## Goal
Identify each line in the records below that contains the word "quality", and copy it.

○ ○ ○ ○

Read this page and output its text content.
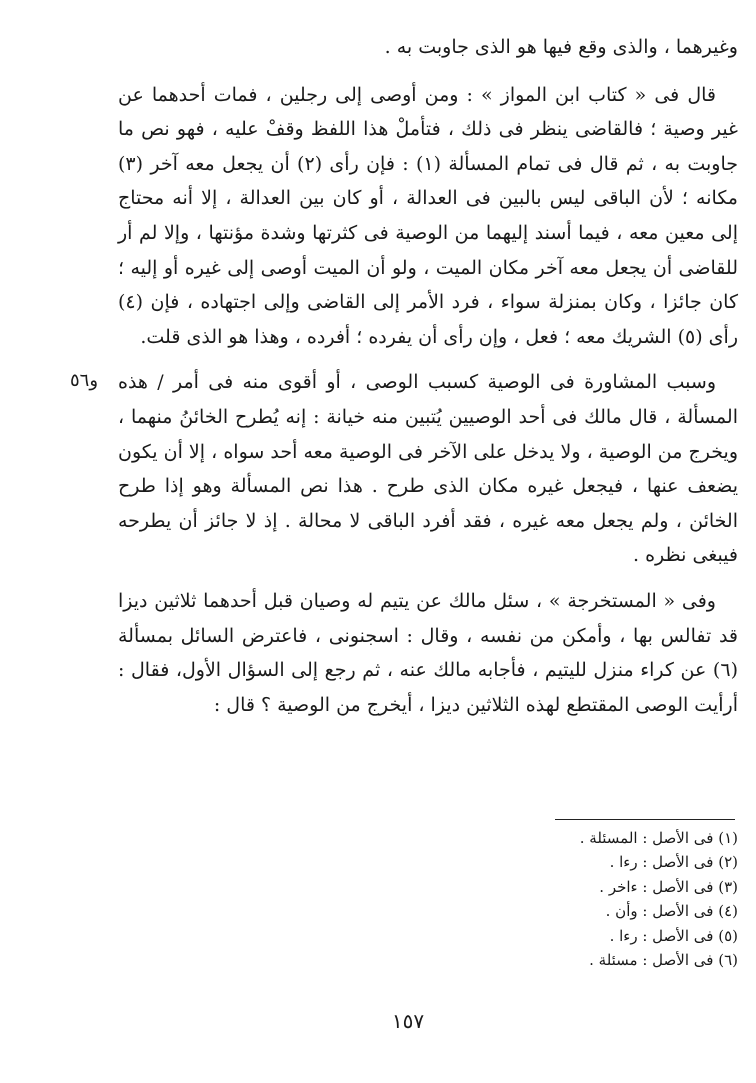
وغيرهما ، والذى وقع فيها هو الذى جاوبت به .

قال فى « كتاب ابن المواز » : ومن أوصى إلى رجلين ، فمات أحدهما عن غير وصية ؛ فالقاضى ينظر فى ذلك ، فتأملْ هذا اللفظ وقفْ عليه ، فهو نص ما جاوبت به ، ثم قال فى تمام المسألة (١) : فإن رأى (٢) أن يجعل معه آخر (٣) مكانه ؛ لأن الباقى ليس بالبين فى العدالة ، أو كان بين العدالة ، إلا أنه محتاج إلى معين معه ، فيما أسند إليهما من الوصية فى كثرتها وشدة مؤنتها ، وإلا لم أر للقاضى أن يجعل معه آخر مكان الميت ، ولو أن الميت أوصى إلى غيره أو إليه ؛ كان جائزا ، وكان بمنزلة سواء ، فرد الأمر إلى القاضى وإلى اجتهاده ، فإن (٤) رأى (٥) الشريك معه ؛ فعل ، وإن رأى أن يفرده ؛ أفرده ، وهذا هو الذى قلت.

وسبب المشاورة فى الوصية كسبب الوصى ، أو أقوى منه فى أمر / هذه المسألة ، قال مالك فى أحد الوصيين يُتبين منه خيانة : إنه يُطرح الخائنُ منهما ، ويخرج من الوصية ، ولا يدخل على الآخر فى الوصية معه أحد سواه ، إلا أن يكون يضعف عنها ، فيجعل غيره مكان الذى طرح . هذا نص المسألة وهو إذا طرح الخائن ، ولم يجعل معه غيره ، فقد أفرد الباقى لا محالة . إذ لا جائز أن يطرحه فيبغى نظره .

وفى « المستخرجة » ، سئل مالك عن يتيم له وصيان قبل أحدهما ثلاثين ديزا قد تفالس بها ، وأمكن من نفسه ، وقال : اسجنونى ، فاعترض السائل بمسألة (٦) عن كراء منزل لليتيم ، فأجابه مالك عنه ، ثم رجع إلى السؤال الأول، فقال : أرأيت الوصى المقتطع لهذه الثلاثين ديزا ، أيخرج من الوصية ؟ قال :

و٥٦

(١) فى الأصل : المسئلة .

(٢) فى الأصل : رءا .

(٣) فى الأصل : ءاخر .

(٤) فى الأصل : وأن .

(٥) فى الأصل : رءا .

(٦) فى الأصل : مسئلة .

١٥٧
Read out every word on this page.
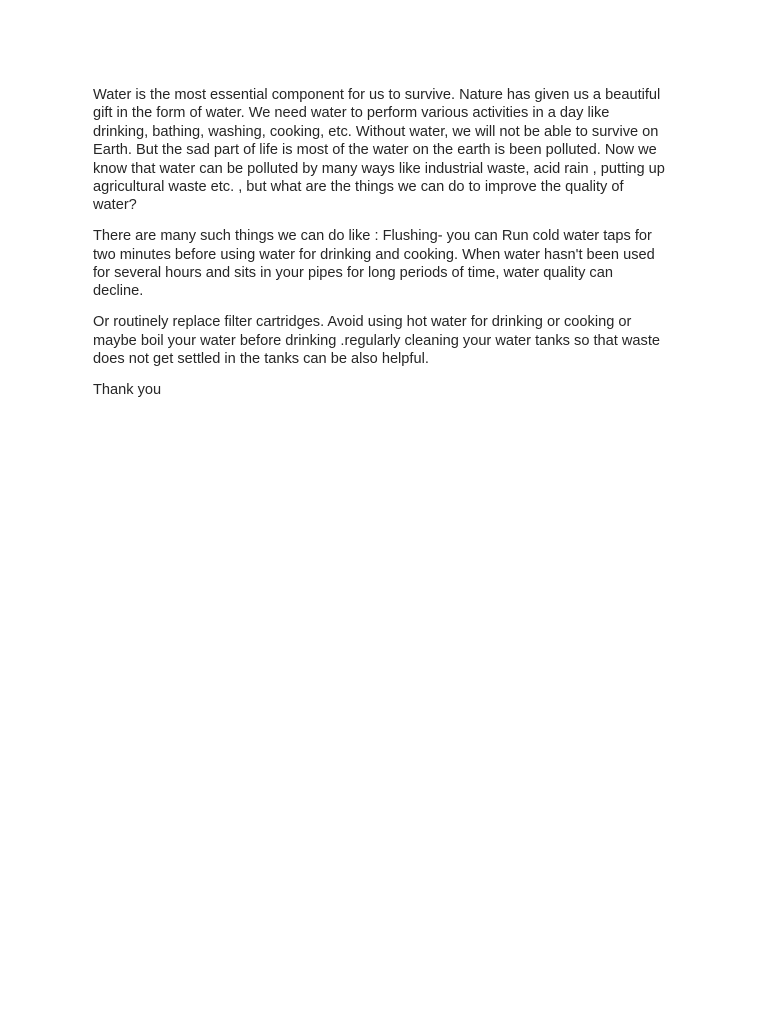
Water is the most essential component for us to survive. Nature has given us a beautiful
gift in the form of water. We need water to perform various activities in a day like
drinking, bathing, washing, cooking, etc. Without water, we will not be able to survive on
Earth. But the sad part of life is most of the water on the earth is been polluted. Now we
know that water can be polluted by many ways like industrial waste, acid rain , putting up
agricultural waste etc. , but what are the things we can do to improve the quality of
water?

There are many such things we can do like : Flushing- you can Run cold water taps for
two minutes before using water for drinking and cooking. When water hasn't been used
for several hours and sits in your pipes for long periods of time, water quality can
decline.

Or routinely replace filter cartridges. Avoid using hot water for drinking or cooking or
maybe boil your water before drinking .regularly cleaning your water tanks so that waste
does not get settled in the tanks can be also helpful.

Thank you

○ ○ ○ ○

## Written solution
agricultural waste etc. , but what are the things we can do to improve the quality of
for several hours and sits in your pipes for long periods of time, water quality can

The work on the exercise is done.